Instrucciones:
1 > Imprime, por favor, la parte del pasaje que empieza en "Si tiene un" y termina en "y nada más.".
2 > Según el pasaje, ¿con qué componente se puede hacer la fuente de corriente constante recomendada para excitar LEDs?

Si tiene un transformador de 4A, y sólo quieres usar 3A, no hay problema, sólo tienes que hacer los cálculos para que el transistor pueda soportar los 3A en el circuito contra cortocircuito..
Por el regulador sólo pasa la corriente de polaización y la corriente de base del transistor y nada más.

No sé si esto aclara tu duda.

Chao.
elaficionado.


----------



## germangs999 (Feb 22, 2010)

elaficionado dijo:


> Hola.
> Para LM337 cambia el 2N2905 por su complemento el 2N2219.
> 3 - LM195 (no se ve bien en el gráfico.)
> 
> ...



y este circuito tambien sirve si quiero controlar leds de potencia de 15 W (20.8 v y 700mA)???????????


----------



## elaficionado (Feb 22, 2010)

Hola.

Para excitar LEDs lo mejor es una fuente de corriente constante, que se puede hacer con el LM317.
Publica tu circuito de LEDs para poder tener una mejor visión de lo que deseas.

Chao.
elaficionado.


----------



## germangs999 (Feb 22, 2010)

Líneas proporcionadas:
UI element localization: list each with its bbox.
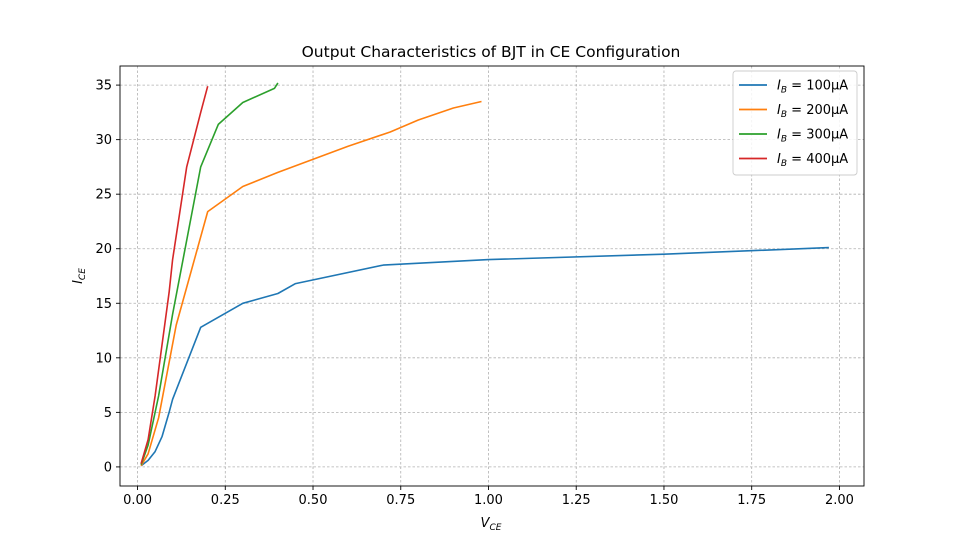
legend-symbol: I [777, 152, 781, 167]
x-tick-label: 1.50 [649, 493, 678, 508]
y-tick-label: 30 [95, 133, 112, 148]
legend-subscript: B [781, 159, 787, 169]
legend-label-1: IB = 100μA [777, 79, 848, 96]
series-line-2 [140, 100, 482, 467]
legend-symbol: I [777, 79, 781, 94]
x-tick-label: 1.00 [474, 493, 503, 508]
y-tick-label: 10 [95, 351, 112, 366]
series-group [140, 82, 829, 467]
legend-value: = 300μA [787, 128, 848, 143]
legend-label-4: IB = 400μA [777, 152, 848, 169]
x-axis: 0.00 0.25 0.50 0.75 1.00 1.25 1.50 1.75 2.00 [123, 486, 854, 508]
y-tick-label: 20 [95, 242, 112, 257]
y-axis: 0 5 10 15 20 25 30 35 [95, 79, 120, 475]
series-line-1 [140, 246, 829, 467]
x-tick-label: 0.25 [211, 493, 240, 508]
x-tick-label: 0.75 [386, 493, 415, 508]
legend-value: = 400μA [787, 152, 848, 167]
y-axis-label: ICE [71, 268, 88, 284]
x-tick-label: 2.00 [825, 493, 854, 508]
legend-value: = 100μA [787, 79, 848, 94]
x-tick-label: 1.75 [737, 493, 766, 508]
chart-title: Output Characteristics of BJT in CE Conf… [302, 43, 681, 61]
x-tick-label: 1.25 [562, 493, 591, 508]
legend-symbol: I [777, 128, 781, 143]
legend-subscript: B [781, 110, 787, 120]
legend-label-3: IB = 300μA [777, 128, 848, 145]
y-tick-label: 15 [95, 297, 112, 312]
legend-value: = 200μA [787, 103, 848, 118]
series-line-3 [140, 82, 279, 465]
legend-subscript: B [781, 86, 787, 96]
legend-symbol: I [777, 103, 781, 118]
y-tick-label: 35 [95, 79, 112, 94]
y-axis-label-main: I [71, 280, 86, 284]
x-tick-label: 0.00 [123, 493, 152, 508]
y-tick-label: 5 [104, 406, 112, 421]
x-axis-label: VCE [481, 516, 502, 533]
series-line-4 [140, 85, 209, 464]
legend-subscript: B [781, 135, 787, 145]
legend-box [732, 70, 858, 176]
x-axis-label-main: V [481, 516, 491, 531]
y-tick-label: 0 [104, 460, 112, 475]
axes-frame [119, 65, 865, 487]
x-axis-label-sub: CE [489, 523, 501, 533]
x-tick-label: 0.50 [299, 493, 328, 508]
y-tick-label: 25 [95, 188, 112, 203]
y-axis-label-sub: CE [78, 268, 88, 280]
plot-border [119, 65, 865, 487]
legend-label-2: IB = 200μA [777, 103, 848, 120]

Resultados en orden:
1 >
Si tiene un transformador de 4A, y sólo quieres usar 3A, no hay problema, sólo tienes que hacer los cálculos para que el transistor pueda soportar los 3A en el circuito contra cortocircuito..
Por el regulador sólo pasa la corriente de polaización y la corriente de base del transistor y nada más.

2 > Con el LM317.